They're deflationary by design (that is, if they have any value at all, that value will tend to increase over time), and they're a way to do non-reversible digital transactions without a gatekeeper (eg Visa, Mastercard, Paypal). That's about it.

There's some stuff about more complex transaction types and tying physical objects into the blockchain, making it a distributed vehicle for more general-purpose contracts, but I don't think anyone's ever going to use that stuff in anger.
posted by Leon at 2:58 AM on June 13 [1 favorite]


bitcoin could dramatically increase the safety of any independent and mobile workers that handle a lot of cash today, particularly sex workers.

I really wish people would find and replace "a digital transaction processor or cryptocurrency" in these sentences. Bitcoin can drag but with finalizing transactions. And if you're talking about just holding it til the end of the day, something like doge that runs them quickly would be superior.

I don't see what value-add this has over like, square or(shudder) paypal though. And i see what value subtracts it has in the current inconsistency of the process of extracting funds, and slow transaction times.

There's things like, yea, sex work where i could see not wanting to directly process credit cards or deal with services like i described being an advantage, but the disadvantages of bitcoin don't just vaporize there either.

Not going to hear any disagreement from me that digital payment will make, and for some(ie lyft drivers) has already made mobile workers safer though. Nor that i could see cryptocurrency taking off in those sorts of situations. Transactions just need to reliably run in say, 5 seconds. And cashing out needs to be something that takes a couple hours at most, not days to ???
posted by emptythought at 3:14 AM on June 13 [2 favorites]


Yeah, currency is a medium of exchange, not a store of value. A small amount of inflation is the best state for a capitalist economy to be in, as it rewards investing and spending over saving, thus driving economic growth and activity. Deflation is really, really bad, because it makes it a bad idea to spend money even one second before you absolutely, positively cannot wait a second longer to spend it, and you really can't have a healthy economy that way.
posted by Pope Guilty at 3:15 AM on June 13 [5 favorites]


And cashing out needs to be something that takes a couple hours at most, not days to ???

From coinbase, cashing out literally just takes as long as it takes for your bank to process an eft. It's no slower than paypal or anything else that uses eft.

Nor that i could see cryptocurrency taking off in those sorts of situations. Transactions just need to reliably run in say, 5 seconds. And cashing out needs to be something that takes a couple hours at most, not days to ???

For small amounts of money, you can just do a 0 confirmation transaction. You can wait longer and longer as the transaction amounts go up to be more and more sure that they'll go through. Insurance companies are coming up with loss compensation plans for bitcoins now, though, so it's not that big a deal any more.

Deflation is really, really bad, because it makes it a bad idea to spend money even one second before you absolutely, positively cannot wait a second longer to spend it, and you really can't have a healthy economy that way.

Raw data -

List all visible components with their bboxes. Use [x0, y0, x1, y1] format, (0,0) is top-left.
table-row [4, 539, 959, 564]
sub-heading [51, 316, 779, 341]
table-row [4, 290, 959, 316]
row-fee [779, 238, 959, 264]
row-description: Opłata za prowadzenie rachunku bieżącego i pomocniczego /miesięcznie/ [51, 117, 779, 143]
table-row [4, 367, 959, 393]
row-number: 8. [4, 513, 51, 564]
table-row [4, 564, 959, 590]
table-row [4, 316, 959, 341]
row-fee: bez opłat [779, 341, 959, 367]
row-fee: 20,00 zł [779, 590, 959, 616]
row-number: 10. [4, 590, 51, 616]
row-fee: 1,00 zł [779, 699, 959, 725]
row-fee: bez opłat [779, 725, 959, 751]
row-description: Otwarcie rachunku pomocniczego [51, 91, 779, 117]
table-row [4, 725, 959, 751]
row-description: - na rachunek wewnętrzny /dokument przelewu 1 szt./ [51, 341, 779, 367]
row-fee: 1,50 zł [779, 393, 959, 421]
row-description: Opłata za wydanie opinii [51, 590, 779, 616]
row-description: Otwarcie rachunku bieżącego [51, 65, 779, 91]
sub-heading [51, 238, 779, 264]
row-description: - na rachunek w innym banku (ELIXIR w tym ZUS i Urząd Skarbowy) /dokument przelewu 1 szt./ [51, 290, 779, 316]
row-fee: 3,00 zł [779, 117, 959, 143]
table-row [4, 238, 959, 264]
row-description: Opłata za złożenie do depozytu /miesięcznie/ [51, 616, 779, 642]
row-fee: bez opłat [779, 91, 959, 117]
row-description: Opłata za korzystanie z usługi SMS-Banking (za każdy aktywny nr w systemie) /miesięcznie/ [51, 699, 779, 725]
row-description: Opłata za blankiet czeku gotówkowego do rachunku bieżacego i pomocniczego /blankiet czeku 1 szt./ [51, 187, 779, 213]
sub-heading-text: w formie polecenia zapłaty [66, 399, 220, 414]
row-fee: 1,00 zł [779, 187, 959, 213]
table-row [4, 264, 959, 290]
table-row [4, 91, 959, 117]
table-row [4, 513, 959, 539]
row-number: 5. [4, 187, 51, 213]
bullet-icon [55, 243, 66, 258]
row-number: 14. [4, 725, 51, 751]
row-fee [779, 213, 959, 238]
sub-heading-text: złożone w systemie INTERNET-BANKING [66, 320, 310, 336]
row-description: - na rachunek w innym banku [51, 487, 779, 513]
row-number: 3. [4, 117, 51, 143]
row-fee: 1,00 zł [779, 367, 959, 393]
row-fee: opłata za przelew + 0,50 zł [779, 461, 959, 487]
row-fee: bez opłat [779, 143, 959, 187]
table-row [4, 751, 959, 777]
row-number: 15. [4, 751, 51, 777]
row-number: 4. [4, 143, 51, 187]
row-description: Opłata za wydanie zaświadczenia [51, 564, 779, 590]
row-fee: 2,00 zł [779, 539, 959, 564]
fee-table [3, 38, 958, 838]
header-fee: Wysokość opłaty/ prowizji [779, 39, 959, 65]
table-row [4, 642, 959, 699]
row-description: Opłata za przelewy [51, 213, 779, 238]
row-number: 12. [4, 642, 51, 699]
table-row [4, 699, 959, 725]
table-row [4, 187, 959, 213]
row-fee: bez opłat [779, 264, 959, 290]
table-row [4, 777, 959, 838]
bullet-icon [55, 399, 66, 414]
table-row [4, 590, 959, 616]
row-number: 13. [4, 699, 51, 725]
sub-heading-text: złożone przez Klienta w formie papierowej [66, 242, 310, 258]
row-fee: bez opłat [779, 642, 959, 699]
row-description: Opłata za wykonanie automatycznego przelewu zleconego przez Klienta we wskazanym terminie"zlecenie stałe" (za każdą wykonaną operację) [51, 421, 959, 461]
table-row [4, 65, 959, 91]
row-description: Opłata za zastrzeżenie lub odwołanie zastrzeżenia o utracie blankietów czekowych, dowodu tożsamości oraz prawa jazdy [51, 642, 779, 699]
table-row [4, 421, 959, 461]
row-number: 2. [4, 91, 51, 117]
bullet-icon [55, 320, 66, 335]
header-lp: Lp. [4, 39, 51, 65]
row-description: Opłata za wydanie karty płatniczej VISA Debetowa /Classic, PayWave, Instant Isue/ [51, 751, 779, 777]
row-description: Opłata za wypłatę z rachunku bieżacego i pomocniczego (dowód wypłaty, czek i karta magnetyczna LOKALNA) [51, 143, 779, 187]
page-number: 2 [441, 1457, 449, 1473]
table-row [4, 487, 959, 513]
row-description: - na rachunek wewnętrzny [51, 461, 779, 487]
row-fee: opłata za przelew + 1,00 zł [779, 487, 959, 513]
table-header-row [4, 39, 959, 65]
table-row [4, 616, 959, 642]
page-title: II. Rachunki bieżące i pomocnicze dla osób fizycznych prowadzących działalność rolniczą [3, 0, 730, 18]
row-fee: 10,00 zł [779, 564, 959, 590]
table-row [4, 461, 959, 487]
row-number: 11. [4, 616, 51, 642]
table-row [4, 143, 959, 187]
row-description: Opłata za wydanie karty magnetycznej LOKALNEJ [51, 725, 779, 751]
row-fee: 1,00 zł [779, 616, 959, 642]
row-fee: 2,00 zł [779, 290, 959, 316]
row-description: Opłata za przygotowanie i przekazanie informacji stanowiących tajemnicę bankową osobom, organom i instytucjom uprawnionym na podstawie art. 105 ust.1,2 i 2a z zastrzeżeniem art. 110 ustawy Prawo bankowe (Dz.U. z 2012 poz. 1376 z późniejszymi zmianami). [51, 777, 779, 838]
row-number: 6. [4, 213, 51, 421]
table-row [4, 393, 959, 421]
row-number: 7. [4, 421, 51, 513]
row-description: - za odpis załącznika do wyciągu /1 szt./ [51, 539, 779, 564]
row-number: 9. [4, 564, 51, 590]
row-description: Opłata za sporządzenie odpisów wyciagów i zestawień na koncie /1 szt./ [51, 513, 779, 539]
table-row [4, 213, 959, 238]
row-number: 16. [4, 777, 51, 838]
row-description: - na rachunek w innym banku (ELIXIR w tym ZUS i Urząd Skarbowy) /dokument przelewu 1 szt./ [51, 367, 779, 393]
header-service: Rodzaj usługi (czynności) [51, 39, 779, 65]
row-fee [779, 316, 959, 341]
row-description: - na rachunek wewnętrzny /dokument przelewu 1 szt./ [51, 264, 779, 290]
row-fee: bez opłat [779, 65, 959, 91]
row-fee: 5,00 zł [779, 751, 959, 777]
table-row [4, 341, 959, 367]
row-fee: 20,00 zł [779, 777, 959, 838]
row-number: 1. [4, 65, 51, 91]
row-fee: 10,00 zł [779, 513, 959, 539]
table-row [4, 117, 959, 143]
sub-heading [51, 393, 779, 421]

Written instruction 1 -
In the bitcoin discussion, how long does cashing out from coinbase take?
Written instruction 2 -
Carry on the bitcoin discussion from its final sentence.
The rows come from a source separate from the bitcoin discussion.

Written reply 1 -
It takes as long as your bank needs to process an eft.

Written reply 2 -
That's really only a problem if bitcoins replace dollars as the standard unit of account. I really doubt that will ever come to pass.
posted by empath at 3:34 AM on June 13 [1 favorite]


Yeah, currency is a medium of exchange, not a store of value

It's both and a unit of account to boot. If a currency cannot store value it's worthless e.g. Zimbabwe abandoned its currency not long after the last official report showed inflation of 231,150,888.87%.
posted by ersatz at 4:14 AM on June 13 [2 favorites]


The distributed peer-to-peer network that actually implements Bitcoin is currently handling around 60,000 transactions per day, so not even 1 per second -- there's 86,400 seconds in a day. The average amount of time it takes for a transaction to be confirmed (i.e. how long you have to wait after initiating a transaction before you can be reasonably sure that a consensus has been reached and that coins can't be double-spent, etc.) is between 7 and 8 minutes. I have never read a convincing argument as to why these figures are not completely disastrous to Bitcoin's chances of actually becoming more widespread. Who is going to wait in line at Target for 5+ minutes waiting for confirmation? And what is that wait time going to be like when there are thousands of transactions per second?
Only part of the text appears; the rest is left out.